### TASK TO CARRY OUT:
Word for word, transcribe the lines below and drop the pictures.

:::::

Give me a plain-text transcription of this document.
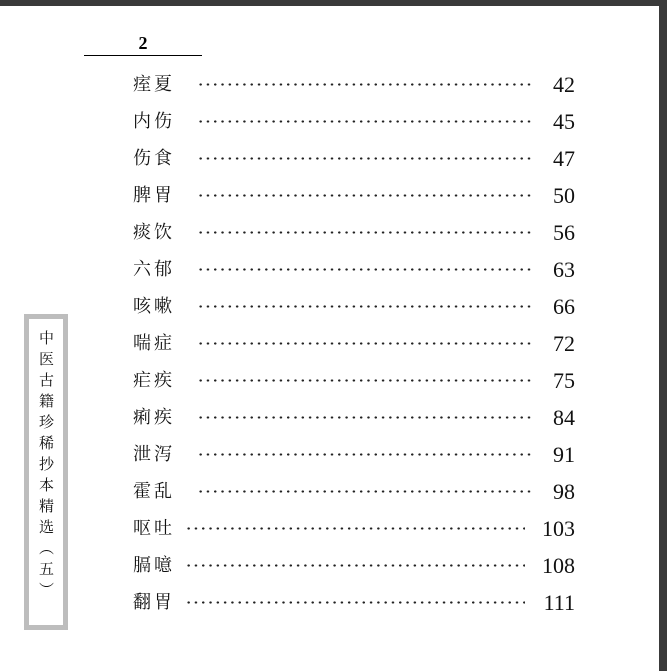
2
痓夏	42
内伤	45
伤食	47
脾胃	50
痰饮	56
六郁	63
咳嗽	66
喘症	72
疟疾	75
痢疾	84
泄泻	91
霍乱	98
呕吐	103
膈噫	108
翻胃	111
中医古籍珍稀抄本精选（五）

:::::

### ANSWER TO THIS PROBLEM:
Give me a plain-text transcription of this document.
2
痓夏	42
内伤	45
伤食	47
脾胃	50
痰饮	56
六郁	63
咳嗽	66
喘症	72
疟疾	75
痢疾	84
泄泻	91
霍乱	98
呕吐	103
膈噫	108
翻胃	111
中医古籍珍稀抄本精选（五）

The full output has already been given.